§ Dataset rows:
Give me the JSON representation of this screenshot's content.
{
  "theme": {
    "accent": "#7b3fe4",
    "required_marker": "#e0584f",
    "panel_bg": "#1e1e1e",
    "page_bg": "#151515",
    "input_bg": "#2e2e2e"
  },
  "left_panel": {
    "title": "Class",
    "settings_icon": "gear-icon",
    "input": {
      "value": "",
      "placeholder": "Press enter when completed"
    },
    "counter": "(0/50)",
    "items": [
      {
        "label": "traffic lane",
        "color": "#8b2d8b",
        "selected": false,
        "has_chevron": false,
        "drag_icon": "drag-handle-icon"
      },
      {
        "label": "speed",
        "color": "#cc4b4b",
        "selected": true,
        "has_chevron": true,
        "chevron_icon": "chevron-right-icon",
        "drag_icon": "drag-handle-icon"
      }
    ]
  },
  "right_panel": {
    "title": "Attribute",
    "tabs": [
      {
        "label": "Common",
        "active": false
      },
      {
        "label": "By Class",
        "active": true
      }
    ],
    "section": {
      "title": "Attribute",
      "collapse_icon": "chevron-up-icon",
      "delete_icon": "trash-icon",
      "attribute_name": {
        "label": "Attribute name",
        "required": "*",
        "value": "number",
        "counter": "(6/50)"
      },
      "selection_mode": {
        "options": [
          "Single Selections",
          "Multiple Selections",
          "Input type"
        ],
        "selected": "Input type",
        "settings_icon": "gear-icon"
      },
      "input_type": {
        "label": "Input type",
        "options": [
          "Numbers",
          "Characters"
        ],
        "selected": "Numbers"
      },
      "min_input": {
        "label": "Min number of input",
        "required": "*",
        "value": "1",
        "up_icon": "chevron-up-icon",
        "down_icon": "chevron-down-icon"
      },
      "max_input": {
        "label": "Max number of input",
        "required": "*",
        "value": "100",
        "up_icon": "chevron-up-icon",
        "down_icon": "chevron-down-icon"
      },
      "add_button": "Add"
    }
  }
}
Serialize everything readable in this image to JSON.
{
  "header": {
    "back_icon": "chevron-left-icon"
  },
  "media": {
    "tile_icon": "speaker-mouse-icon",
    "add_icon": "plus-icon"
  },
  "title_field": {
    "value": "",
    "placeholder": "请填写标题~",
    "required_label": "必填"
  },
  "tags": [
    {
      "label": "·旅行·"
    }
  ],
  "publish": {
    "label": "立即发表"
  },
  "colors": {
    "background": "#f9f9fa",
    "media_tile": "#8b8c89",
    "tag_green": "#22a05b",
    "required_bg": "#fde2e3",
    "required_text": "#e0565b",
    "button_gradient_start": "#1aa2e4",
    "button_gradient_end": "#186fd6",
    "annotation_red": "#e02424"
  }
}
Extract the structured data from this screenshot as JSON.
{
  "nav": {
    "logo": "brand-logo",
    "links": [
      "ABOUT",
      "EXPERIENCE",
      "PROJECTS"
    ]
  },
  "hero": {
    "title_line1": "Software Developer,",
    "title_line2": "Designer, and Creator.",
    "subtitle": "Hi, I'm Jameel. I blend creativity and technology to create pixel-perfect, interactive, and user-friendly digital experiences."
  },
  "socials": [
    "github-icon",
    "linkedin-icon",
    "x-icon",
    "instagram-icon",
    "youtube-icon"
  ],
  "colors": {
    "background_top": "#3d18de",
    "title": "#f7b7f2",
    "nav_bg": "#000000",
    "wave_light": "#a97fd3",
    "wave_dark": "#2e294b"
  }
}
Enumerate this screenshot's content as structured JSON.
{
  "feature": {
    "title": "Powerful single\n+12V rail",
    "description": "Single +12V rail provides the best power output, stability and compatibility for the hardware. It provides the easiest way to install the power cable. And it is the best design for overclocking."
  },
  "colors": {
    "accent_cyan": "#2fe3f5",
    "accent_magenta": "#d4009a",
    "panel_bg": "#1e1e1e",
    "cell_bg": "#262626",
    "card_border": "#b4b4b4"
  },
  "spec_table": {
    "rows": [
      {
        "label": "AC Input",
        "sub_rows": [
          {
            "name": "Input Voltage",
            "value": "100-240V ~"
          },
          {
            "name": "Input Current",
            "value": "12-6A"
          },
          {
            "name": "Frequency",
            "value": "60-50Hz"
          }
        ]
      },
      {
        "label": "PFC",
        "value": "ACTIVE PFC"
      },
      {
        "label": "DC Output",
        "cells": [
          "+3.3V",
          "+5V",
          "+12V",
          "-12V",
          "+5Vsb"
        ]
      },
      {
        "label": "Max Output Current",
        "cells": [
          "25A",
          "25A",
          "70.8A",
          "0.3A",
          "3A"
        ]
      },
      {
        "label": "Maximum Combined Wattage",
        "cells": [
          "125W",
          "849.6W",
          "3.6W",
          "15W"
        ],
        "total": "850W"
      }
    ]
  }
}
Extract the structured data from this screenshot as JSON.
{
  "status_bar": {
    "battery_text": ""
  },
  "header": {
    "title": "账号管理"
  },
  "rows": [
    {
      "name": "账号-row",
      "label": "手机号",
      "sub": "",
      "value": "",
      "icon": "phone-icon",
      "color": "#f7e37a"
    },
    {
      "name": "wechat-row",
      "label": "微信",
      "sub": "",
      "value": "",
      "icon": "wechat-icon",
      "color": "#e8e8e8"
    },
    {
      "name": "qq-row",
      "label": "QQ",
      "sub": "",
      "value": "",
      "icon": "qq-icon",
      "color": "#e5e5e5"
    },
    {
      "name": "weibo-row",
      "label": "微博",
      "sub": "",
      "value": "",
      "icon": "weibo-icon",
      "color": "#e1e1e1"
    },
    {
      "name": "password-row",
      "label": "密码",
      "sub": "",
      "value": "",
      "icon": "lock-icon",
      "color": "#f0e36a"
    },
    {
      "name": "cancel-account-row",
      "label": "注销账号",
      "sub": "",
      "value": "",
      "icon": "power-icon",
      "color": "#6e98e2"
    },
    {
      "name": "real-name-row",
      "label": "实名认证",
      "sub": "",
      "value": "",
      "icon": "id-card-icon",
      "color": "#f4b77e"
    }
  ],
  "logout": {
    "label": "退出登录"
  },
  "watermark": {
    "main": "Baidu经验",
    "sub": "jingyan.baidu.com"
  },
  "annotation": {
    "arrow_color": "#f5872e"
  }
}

§ Job: Read the data above and pull out each line that holds the string "this".

§ Result:
Give me the JSON representation of this screenshot's content.
Serialize everything readable in this image to JSON.
Extract the structured data from this screenshot as JSON.
Enumerate this screenshot's content as structured JSON.
Extract the structured data from this screenshot as JSON.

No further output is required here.